Below are some records; return each one exactly.

────────────────────────────────────────

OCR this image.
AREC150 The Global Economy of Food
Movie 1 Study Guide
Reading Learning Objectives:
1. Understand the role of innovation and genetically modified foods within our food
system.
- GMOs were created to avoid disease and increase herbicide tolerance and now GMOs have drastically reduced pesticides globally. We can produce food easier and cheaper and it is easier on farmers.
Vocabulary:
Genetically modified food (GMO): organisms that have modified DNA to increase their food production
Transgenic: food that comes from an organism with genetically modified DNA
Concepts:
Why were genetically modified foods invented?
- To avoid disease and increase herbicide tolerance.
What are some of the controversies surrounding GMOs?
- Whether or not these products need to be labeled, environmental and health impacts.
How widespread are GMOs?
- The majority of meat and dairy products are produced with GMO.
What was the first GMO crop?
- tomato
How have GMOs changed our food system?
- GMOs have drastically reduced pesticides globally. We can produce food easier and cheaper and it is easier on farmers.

────────────────────────────────────────

• _Solved exercise_:
OCR this image.
AREC150 The Global Economy of Food
Movie 1 Study Guide
Reading Learning Objectives:
1. Understand the role of innovation and genetically modified foods within our food
system.
- GMOs were created to avoid disease and increase herbicide tolerance and now GMOs have drastically reduced pesticides globally. We can produce food easier and cheaper and it is easier on farmers.
Vocabulary:
Genetically modified food (GMO): organisms that have modified DNA to increase their food production
Transgenic: food that comes from an organism with genetically modified DNA
Concepts:
Why were genetically modified foods invented?
- To avoid disease and increase herbicide tolerance.
What are some of the controversies surrounding GMOs?
- Whether or not these products need to be labeled, environmental and health impacts.
How widespread are GMOs?
- The majority of meat and dairy products are produced with GMO.
What was the first GMO crop?
- tomato
How have GMOs changed our food system?
- GMOs have drastically reduced pesticides globally. We can produce food easier and cheaper and it is easier on farmers.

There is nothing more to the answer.